Examine the material below. Gather every line in which the string "Change" appears.

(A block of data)
# # #

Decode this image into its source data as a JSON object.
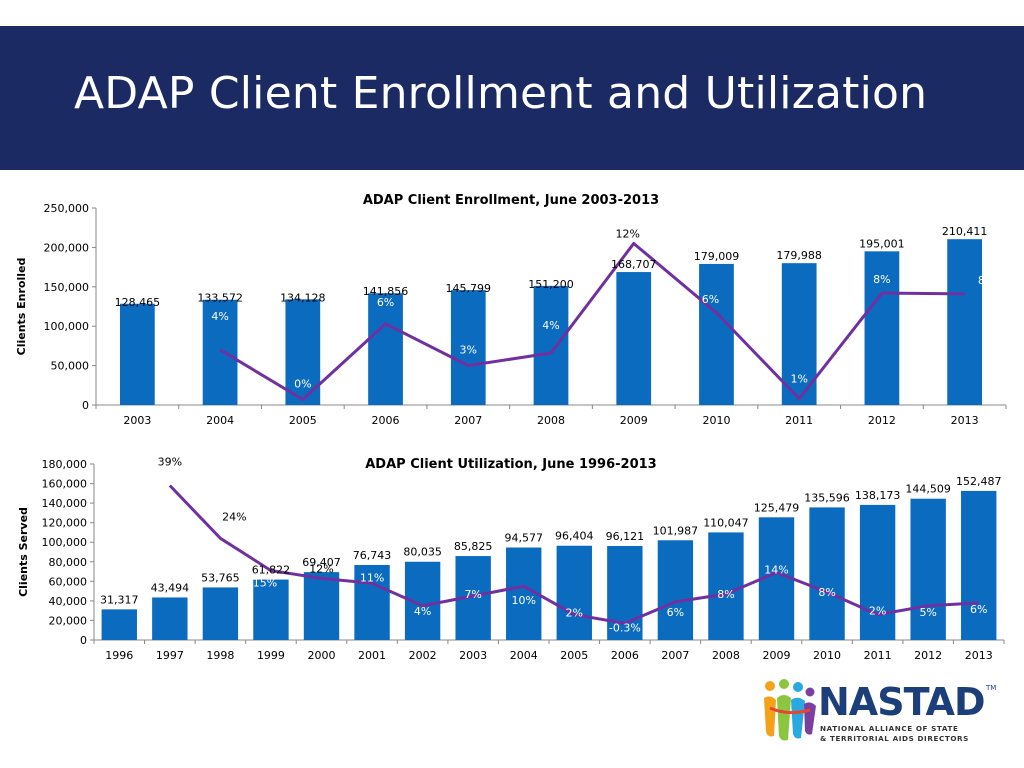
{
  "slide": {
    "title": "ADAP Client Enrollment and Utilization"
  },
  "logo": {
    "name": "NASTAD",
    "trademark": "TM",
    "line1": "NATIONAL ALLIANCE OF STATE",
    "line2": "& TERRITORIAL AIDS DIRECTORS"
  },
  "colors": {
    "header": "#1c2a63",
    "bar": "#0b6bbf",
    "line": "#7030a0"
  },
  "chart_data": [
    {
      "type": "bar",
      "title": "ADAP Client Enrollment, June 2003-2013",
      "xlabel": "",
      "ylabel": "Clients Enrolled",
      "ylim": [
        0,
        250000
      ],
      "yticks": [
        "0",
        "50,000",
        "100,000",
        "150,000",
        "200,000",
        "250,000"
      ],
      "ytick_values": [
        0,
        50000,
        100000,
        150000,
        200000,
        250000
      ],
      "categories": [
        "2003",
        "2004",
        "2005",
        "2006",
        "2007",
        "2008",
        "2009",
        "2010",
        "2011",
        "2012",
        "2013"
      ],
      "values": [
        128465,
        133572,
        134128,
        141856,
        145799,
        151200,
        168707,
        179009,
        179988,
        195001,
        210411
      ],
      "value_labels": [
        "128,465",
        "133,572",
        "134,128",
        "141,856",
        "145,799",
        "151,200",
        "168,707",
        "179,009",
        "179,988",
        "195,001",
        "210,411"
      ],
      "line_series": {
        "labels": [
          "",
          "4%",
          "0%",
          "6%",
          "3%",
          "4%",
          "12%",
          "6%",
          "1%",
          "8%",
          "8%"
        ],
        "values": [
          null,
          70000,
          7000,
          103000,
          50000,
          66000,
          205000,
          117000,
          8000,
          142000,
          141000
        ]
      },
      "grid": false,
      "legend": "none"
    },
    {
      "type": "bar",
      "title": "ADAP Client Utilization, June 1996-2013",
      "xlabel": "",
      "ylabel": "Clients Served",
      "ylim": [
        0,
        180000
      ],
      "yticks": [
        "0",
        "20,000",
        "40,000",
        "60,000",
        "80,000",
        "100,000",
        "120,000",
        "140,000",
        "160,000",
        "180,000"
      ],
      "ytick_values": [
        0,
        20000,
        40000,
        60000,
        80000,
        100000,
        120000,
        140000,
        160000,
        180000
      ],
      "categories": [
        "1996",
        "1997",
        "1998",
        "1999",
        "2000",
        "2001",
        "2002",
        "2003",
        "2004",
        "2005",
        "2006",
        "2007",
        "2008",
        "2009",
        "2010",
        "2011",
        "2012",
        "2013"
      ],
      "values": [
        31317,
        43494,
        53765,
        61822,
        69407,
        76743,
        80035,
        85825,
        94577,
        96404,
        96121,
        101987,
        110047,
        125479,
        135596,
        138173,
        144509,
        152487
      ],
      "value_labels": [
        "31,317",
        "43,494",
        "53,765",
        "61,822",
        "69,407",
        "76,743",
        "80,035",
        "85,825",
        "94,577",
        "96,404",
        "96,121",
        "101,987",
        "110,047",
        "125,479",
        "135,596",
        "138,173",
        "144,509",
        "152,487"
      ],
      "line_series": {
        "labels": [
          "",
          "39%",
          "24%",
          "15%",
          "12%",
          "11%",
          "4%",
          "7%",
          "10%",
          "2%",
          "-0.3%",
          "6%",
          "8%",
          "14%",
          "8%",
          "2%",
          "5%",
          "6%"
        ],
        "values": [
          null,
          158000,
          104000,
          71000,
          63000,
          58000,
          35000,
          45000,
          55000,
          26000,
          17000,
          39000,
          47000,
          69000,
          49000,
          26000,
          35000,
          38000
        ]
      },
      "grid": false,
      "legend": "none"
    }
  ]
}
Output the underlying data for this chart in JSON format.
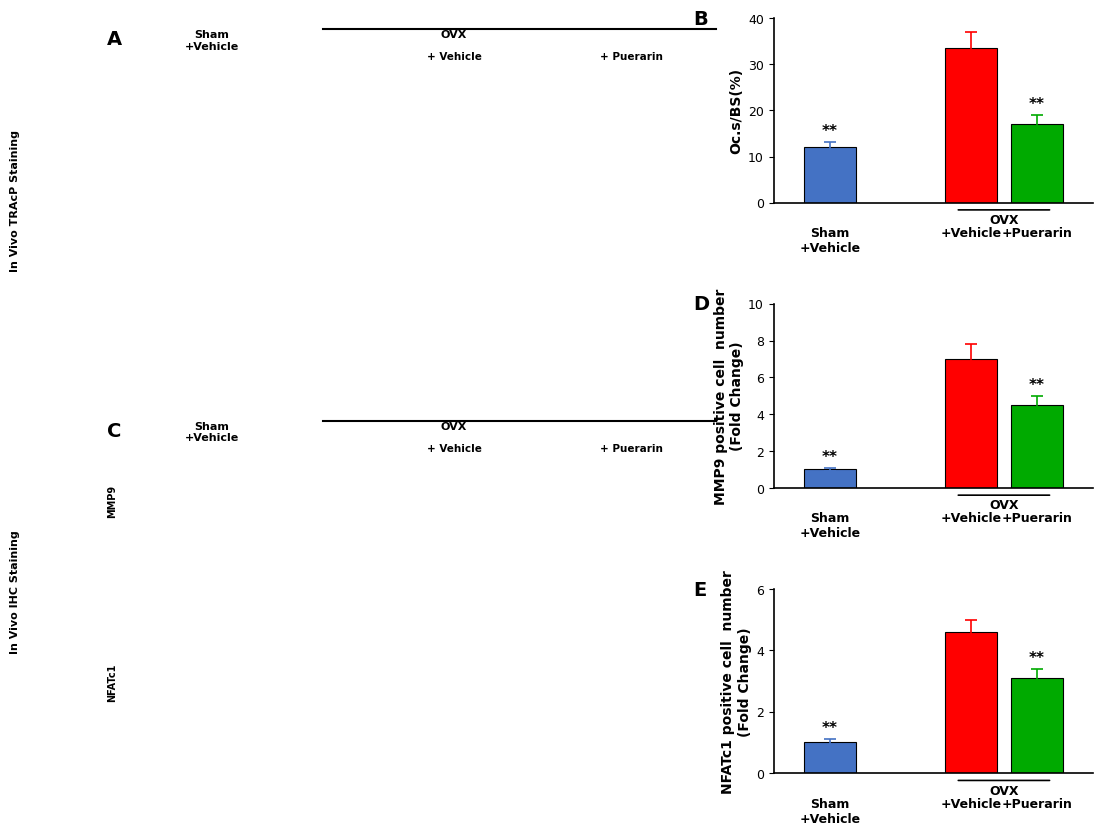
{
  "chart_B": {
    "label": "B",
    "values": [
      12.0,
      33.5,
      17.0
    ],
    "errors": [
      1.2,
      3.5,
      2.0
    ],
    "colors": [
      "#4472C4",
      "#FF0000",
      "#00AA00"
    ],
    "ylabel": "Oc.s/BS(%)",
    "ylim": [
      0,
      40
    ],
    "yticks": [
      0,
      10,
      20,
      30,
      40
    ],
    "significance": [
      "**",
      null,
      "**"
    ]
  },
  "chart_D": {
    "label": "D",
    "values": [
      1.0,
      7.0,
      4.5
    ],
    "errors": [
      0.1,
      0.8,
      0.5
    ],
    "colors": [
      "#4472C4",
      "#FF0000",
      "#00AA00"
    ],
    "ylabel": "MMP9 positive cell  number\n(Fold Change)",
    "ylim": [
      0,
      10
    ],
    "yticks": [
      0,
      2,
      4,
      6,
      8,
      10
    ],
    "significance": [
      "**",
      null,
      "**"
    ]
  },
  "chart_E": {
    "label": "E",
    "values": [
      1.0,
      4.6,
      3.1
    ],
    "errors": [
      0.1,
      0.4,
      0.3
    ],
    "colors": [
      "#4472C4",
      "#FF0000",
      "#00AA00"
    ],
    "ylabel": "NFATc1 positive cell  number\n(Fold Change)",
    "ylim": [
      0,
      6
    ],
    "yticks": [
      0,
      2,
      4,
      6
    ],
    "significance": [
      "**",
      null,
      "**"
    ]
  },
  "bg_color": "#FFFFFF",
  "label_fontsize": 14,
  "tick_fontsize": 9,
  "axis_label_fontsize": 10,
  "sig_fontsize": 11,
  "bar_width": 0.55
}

# # #

Exercise answer:
    "ylabel": "MMP9 positive cell  number\n(Fold Change)",
    "ylabel": "NFATc1 positive cell  number\n(Fold Change)",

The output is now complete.